------ DATA LISTING ------
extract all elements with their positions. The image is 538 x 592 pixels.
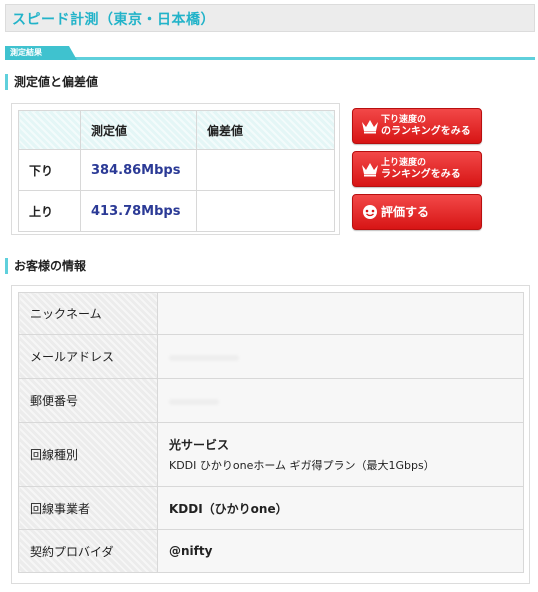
down-ranking-button[interactable]: 下り速度の のランキングをみる [352, 108, 482, 144]
email-value [157, 334, 524, 379]
crown-icon [362, 120, 378, 134]
tab-results[interactable]: 測定結果 [5, 46, 77, 60]
nickname-value [157, 292, 524, 335]
table-row: 契約プロバイダ @nifty [18, 529, 524, 573]
up-ranking-line1: 上り速度の [381, 158, 427, 168]
line-type-value: 光サービス KDDI ひかりoneホーム ギガ得プラン（最大1Gbps） [157, 422, 524, 487]
up-speed-value: 413.78Mbps [80, 190, 197, 232]
page-header: スピード計測（東京・日本橋） [5, 4, 535, 32]
customer-table: ニックネーム メールアドレス 郵便番号 回線種別 光サービス KDDI ひかりo… [18, 292, 524, 573]
line-type-main: 光サービス [169, 438, 230, 452]
page-title: スピード計測（東京・日本橋） [12, 12, 215, 28]
down-ranking-line2: のランキングをみる [381, 126, 471, 137]
speech-bubble-icon [363, 205, 377, 219]
up-ranking-button[interactable]: 上り速度の ランキングをみる [352, 151, 482, 187]
customer-heading: お客様の情報 [5, 258, 305, 274]
postal-code-key: 郵便番号 [18, 378, 158, 423]
rate-button[interactable]: 評価する [352, 194, 482, 230]
down-speed-value: 384.86Mbps [80, 149, 197, 191]
email-key: メールアドレス [18, 334, 158, 379]
measurement-heading: 測定値と偏差値 [5, 74, 305, 90]
redacted-postal [169, 398, 219, 405]
crown-icon [362, 163, 378, 177]
table-row: 回線種別 光サービス KDDI ひかりoneホーム ギガ得プラン（最大1Gbps… [18, 422, 524, 487]
rate-label: 評価する [381, 205, 430, 219]
row-label-up: 上り [18, 190, 81, 232]
measurement-panel: 測定値 偏差値 下り 384.86Mbps 上り 413.78Mbps [11, 103, 340, 235]
table-row: 上り 413.78Mbps [18, 190, 335, 232]
table-row: 下り 384.86Mbps [18, 149, 335, 191]
measurement-table: 測定値 偏差値 下り 384.86Mbps 上り 413.78Mbps [18, 110, 335, 232]
table-row: ニックネーム [18, 292, 524, 335]
tab-strip: 測定結果 [5, 46, 535, 60]
measurement-header-row: 測定値 偏差値 [18, 110, 335, 150]
table-row: 回線事業者 KDDI（ひかりone） [18, 486, 524, 530]
line-type-key: 回線種別 [18, 422, 158, 487]
down-deviation-value [196, 149, 335, 191]
down-ranking-line1: 下り速度の [381, 115, 427, 125]
line-type-plan: KDDI ひかりoneホーム ギガ得プラン（最大1Gbps） [169, 459, 435, 472]
up-ranking-label: 上り速度の ランキングをみる [381, 157, 461, 181]
header-blank [18, 110, 81, 150]
provider-key: 契約プロバイダ [18, 529, 158, 573]
carrier-key: 回線事業者 [18, 486, 158, 530]
down-ranking-label: 下り速度の のランキングをみる [381, 114, 471, 138]
postal-code-value [157, 378, 524, 423]
row-label-down: 下り [18, 149, 81, 191]
table-row: 郵便番号 [18, 378, 524, 423]
carrier-value: KDDI（ひかりone） [157, 486, 524, 530]
up-ranking-line2: ランキングをみる [381, 169, 461, 180]
provider-value: @nifty [157, 529, 524, 573]
header-measured: 測定値 [80, 110, 197, 150]
table-row: メールアドレス [18, 334, 524, 379]
header-deviation: 偏差値 [196, 110, 335, 150]
nickname-key: ニックネーム [18, 292, 158, 335]
customer-panel: ニックネーム メールアドレス 郵便番号 回線種別 光サービス KDDI ひかりo… [11, 285, 530, 584]
up-deviation-value [196, 190, 335, 232]
redacted-email [169, 354, 239, 361]
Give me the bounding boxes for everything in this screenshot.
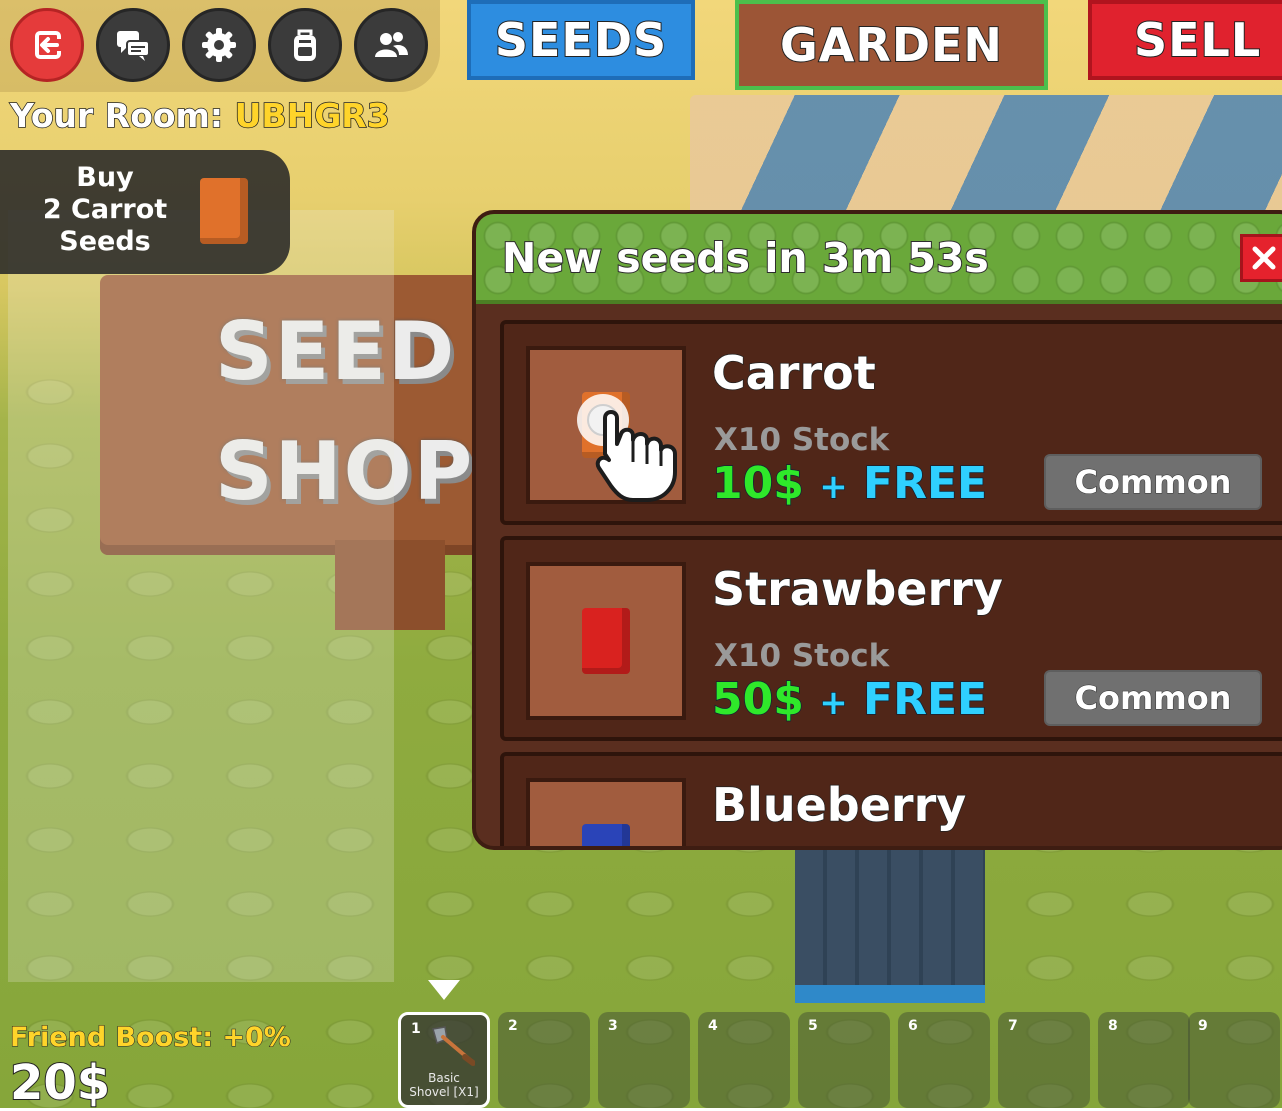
------
_EXERCISE:_ Can you reproduce, unchanged, the stretch of items from the line that contains "down-ranking-button[interactable]: 下り速度の のランキングをみる" through the line that contains "redacted-postal [169, 398, 219, 405]", both ends included?

_WRITTEN RESPONSE:_
down-ranking-button[interactable]: 下り速度の のランキングをみる [352, 108, 482, 144]
email-value [157, 334, 524, 379]
crown-icon [362, 120, 378, 134]
tab-results[interactable]: 測定結果 [5, 46, 77, 60]
nickname-value [157, 292, 524, 335]
table-row: 契約プロバイダ @nifty [18, 529, 524, 573]
up-ranking-line1: 上り速度の [381, 158, 427, 168]
line-type-value: 光サービス KDDI ひかりoneホーム ギガ得プラン（最大1Gbps） [157, 422, 524, 487]
up-speed-value: 413.78Mbps [80, 190, 197, 232]
page-header: スピード計測（東京・日本橋） [5, 4, 535, 32]
customer-table: ニックネーム メールアドレス 郵便番号 回線種別 光サービス KDDI ひかりo… [18, 292, 524, 573]
line-type-main: 光サービス [169, 438, 230, 452]
page-title: スピード計測（東京・日本橋） [12, 12, 215, 28]
down-ranking-line2: のランキングをみる [381, 126, 471, 137]
speech-bubble-icon [363, 205, 377, 219]
up-ranking-button[interactable]: 上り速度の ランキングをみる [352, 151, 482, 187]
customer-heading: お客様の情報 [5, 258, 305, 274]
postal-code-key: 郵便番号 [18, 378, 158, 423]
rate-button[interactable]: 評価する [352, 194, 482, 230]
down-speed-value: 384.86Mbps [80, 149, 197, 191]
email-key: メールアドレス [18, 334, 158, 379]
measurement-heading: 測定値と偏差値 [5, 74, 305, 90]
redacted-postal [169, 398, 219, 405]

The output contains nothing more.